# Provided records
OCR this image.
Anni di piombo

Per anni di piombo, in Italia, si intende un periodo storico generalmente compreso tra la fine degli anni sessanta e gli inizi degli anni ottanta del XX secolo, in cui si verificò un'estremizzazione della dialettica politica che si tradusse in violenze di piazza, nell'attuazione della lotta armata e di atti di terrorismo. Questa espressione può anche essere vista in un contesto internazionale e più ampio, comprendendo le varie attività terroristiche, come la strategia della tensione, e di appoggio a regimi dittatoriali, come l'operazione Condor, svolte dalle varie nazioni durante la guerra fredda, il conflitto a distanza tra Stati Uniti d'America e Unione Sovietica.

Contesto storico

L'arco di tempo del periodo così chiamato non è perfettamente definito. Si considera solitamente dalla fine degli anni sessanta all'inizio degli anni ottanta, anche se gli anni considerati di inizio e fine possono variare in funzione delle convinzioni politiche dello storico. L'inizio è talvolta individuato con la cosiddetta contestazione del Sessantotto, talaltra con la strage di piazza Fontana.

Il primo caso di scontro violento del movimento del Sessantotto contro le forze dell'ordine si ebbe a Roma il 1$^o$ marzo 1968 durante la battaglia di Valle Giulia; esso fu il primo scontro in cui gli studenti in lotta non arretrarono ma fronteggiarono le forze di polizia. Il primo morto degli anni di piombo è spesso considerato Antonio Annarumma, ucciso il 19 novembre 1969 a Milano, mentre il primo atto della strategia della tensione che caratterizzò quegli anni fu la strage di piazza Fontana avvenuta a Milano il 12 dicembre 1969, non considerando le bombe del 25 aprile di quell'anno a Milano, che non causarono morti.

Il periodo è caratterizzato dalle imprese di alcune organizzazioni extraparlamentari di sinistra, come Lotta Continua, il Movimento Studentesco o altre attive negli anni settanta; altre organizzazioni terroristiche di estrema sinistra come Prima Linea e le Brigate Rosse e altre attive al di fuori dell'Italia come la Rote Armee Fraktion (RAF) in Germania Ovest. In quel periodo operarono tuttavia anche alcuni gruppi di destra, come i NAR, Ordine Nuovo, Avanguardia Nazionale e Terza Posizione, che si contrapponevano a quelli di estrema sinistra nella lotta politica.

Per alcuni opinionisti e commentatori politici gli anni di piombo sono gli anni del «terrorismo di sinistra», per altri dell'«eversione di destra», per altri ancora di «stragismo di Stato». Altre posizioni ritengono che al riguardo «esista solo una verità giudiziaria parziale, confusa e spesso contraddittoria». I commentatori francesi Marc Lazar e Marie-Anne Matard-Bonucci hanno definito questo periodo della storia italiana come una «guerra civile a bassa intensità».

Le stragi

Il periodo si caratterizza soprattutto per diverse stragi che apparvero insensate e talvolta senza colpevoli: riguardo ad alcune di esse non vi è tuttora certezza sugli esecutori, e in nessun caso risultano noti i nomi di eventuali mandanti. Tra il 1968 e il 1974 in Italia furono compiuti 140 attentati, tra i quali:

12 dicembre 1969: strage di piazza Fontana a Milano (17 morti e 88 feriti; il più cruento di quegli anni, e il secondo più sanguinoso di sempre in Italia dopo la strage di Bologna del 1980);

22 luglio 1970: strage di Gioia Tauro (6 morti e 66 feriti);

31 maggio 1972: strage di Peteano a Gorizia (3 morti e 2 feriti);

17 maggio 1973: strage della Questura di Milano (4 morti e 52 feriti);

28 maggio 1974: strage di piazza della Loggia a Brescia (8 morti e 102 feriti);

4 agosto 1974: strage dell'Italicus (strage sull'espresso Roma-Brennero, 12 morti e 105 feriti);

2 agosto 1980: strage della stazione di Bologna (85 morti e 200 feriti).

# Task statement
All of the material above needs to be retyped word for word.

# Response to the task
OCR this image.
Anni di piombo

Per anni di piombo, in Italia, si intende un periodo storico generalmente compreso tra la fine degli anni sessanta e gli inizi degli anni ottanta del XX secolo, in cui si verificò un'estremizzazione della dialettica politica che si tradusse in violenze di piazza, nell'attuazione della lotta armata e di atti di terrorismo. Questa espressione può anche essere vista in un contesto internazionale e più ampio, comprendendo le varie attività terroristiche, come la strategia della tensione, e di appoggio a regimi dittatoriali, come l'operazione Condor, svolte dalle varie nazioni durante la guerra fredda, il conflitto a distanza tra Stati Uniti d'America e Unione Sovietica.

Contesto storico

L'arco di tempo del periodo così chiamato non è perfettamente definito. Si considera solitamente dalla fine degli anni sessanta all'inizio degli anni ottanta, anche se gli anni considerati di inizio e fine possono variare in funzione delle convinzioni politiche dello storico. L'inizio è talvolta individuato con la cosiddetta contestazione del Sessantotto, talaltra con la strage di piazza Fontana.

Il primo caso di scontro violento del movimento del Sessantotto contro le forze dell'ordine si ebbe a Roma il 1$^o$ marzo 1968 durante la battaglia di Valle Giulia; esso fu il primo scontro in cui gli studenti in lotta non arretrarono ma fronteggiarono le forze di polizia. Il primo morto degli anni di piombo è spesso considerato Antonio Annarumma, ucciso il 19 novembre 1969 a Milano, mentre il primo atto della strategia della tensione che caratterizzò quegli anni fu la strage di piazza Fontana avvenuta a Milano il 12 dicembre 1969, non considerando le bombe del 25 aprile di quell'anno a Milano, che non causarono morti.

Il periodo è caratterizzato dalle imprese di alcune organizzazioni extraparlamentari di sinistra, come Lotta Continua, il Movimento Studentesco o altre attive negli anni settanta; altre organizzazioni terroristiche di estrema sinistra come Prima Linea e le Brigate Rosse e altre attive al di fuori dell'Italia come la Rote Armee Fraktion (RAF) in Germania Ovest. In quel periodo operarono tuttavia anche alcuni gruppi di destra, come i NAR, Ordine Nuovo, Avanguardia Nazionale e Terza Posizione, che si contrapponevano a quelli di estrema sinistra nella lotta politica.

Per alcuni opinionisti e commentatori politici gli anni di piombo sono gli anni del «terrorismo di sinistra», per altri dell'«eversione di destra», per altri ancora di «stragismo di Stato». Altre posizioni ritengono che al riguardo «esista solo una verità giudiziaria parziale, confusa e spesso contraddittoria». I commentatori francesi Marc Lazar e Marie-Anne Matard-Bonucci hanno definito questo periodo della storia italiana come una «guerra civile a bassa intensità».

Le stragi

Il periodo si caratterizza soprattutto per diverse stragi che apparvero insensate e talvolta senza colpevoli: riguardo ad alcune di esse non vi è tuttora certezza sugli esecutori, e in nessun caso risultano noti i nomi di eventuali mandanti. Tra il 1968 e il 1974 in Italia furono compiuti 140 attentati, tra i quali:

12 dicembre 1969: strage di piazza Fontana a Milano (17 morti e 88 feriti; il più cruento di quegli anni, e il secondo più sanguinoso di sempre in Italia dopo la strage di Bologna del 1980);

22 luglio 1970: strage di Gioia Tauro (6 morti e 66 feriti);

31 maggio 1972: strage di Peteano a Gorizia (3 morti e 2 feriti);

17 maggio 1973: strage della Questura di Milano (4 morti e 52 feriti);

28 maggio 1974: strage di piazza della Loggia a Brescia (8 morti e 102 feriti);

4 agosto 1974: strage dell'Italicus (strage sull'espresso Roma-Brennero, 12 morti e 105 feriti);

2 agosto 1980: strage della stazione di Bologna (85 morti e 200 feriti).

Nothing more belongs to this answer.